Aim :: Select, from the material below, each line with "JSON" in it.

Listing ::

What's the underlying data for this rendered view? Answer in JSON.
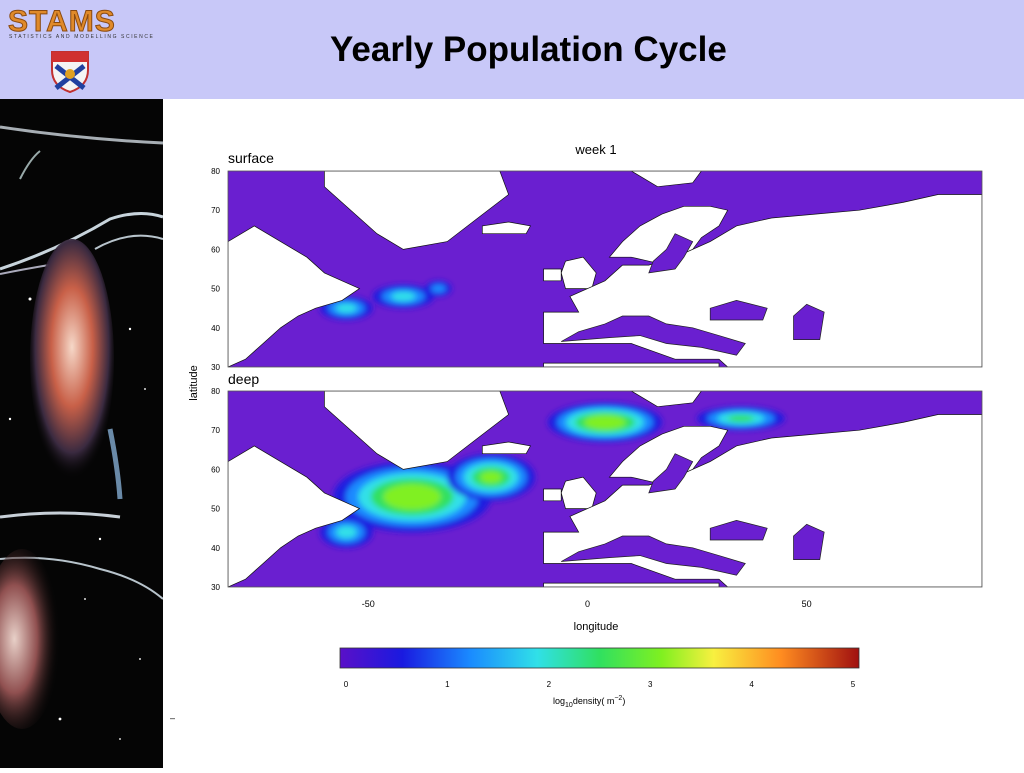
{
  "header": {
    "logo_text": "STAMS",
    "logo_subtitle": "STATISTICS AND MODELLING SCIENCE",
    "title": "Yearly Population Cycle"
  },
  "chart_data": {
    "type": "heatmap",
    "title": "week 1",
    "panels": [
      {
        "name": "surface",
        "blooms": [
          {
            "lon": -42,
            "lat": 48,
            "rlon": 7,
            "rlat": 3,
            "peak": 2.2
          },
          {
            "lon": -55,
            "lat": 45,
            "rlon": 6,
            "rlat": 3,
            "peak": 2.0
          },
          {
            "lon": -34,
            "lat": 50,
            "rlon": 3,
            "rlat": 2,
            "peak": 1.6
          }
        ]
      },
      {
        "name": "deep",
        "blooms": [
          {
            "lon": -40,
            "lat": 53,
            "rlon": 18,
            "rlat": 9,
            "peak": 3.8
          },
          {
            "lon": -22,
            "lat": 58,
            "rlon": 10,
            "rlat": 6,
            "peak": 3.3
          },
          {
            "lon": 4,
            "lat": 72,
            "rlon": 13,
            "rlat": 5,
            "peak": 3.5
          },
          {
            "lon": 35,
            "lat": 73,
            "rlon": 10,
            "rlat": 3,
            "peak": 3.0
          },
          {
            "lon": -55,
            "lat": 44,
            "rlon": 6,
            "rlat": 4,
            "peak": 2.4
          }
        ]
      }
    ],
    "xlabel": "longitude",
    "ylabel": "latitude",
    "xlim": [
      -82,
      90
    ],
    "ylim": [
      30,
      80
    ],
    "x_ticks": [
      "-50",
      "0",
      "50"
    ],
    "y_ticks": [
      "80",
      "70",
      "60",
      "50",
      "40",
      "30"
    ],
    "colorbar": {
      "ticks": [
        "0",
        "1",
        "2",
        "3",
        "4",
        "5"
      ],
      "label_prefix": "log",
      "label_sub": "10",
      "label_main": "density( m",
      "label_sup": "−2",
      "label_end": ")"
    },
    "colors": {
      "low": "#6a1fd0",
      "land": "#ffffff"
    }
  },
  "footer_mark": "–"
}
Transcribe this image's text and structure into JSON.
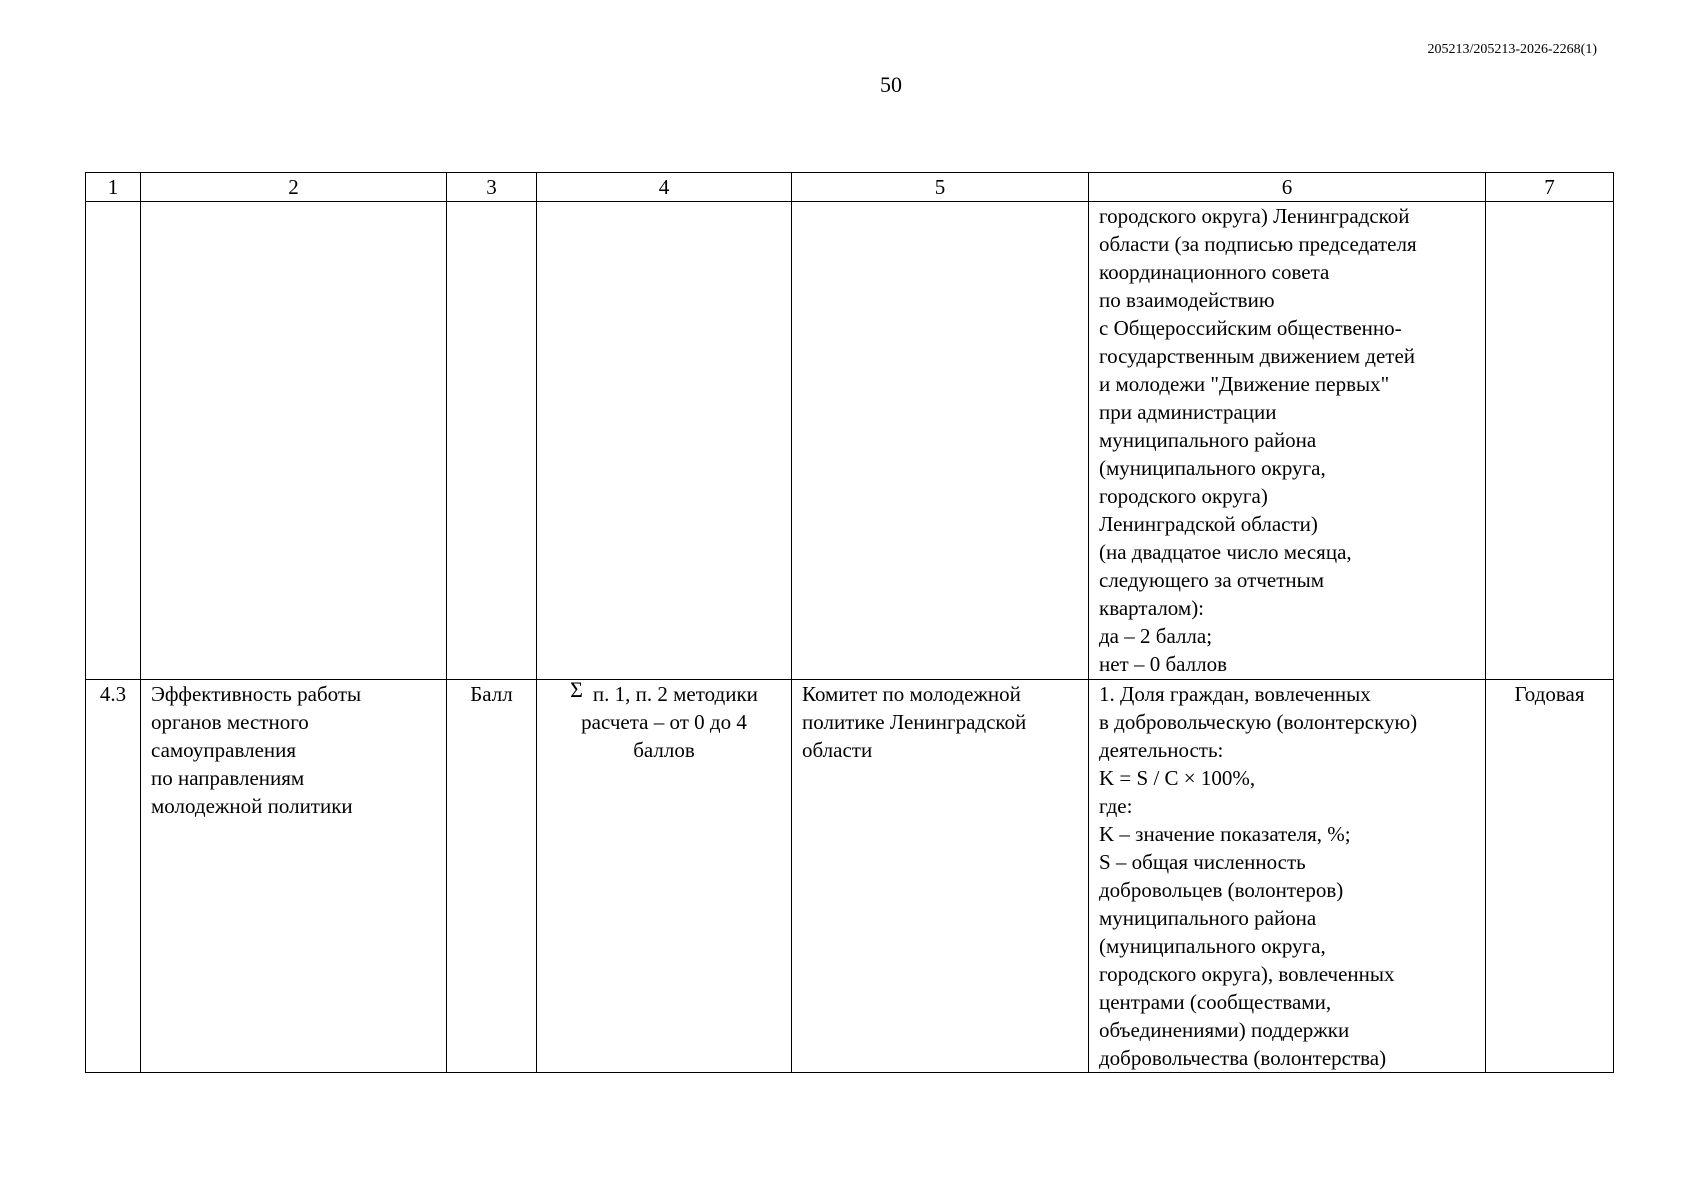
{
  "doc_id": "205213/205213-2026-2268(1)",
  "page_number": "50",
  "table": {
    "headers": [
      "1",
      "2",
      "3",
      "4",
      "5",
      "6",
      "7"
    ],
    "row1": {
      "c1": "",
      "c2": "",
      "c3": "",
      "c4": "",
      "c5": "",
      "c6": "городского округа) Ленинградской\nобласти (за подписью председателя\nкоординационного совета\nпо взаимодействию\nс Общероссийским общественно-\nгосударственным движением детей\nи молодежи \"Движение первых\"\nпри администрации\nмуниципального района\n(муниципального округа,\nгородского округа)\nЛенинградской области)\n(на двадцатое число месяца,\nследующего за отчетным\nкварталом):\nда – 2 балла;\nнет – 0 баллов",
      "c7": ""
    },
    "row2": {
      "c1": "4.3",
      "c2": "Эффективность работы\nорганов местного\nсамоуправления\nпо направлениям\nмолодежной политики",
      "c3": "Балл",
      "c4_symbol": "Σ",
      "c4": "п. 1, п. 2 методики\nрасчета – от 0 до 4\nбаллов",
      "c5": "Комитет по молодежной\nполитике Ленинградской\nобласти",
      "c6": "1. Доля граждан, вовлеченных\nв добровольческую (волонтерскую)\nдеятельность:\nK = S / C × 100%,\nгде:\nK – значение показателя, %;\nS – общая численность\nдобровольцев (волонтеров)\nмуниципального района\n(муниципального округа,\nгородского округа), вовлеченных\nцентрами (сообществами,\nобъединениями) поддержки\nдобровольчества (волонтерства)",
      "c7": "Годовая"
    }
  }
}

Worked answer ::
What's the underlying data for this rendered view? Answer in JSON.
Transcribe this image's text and structure into JSON.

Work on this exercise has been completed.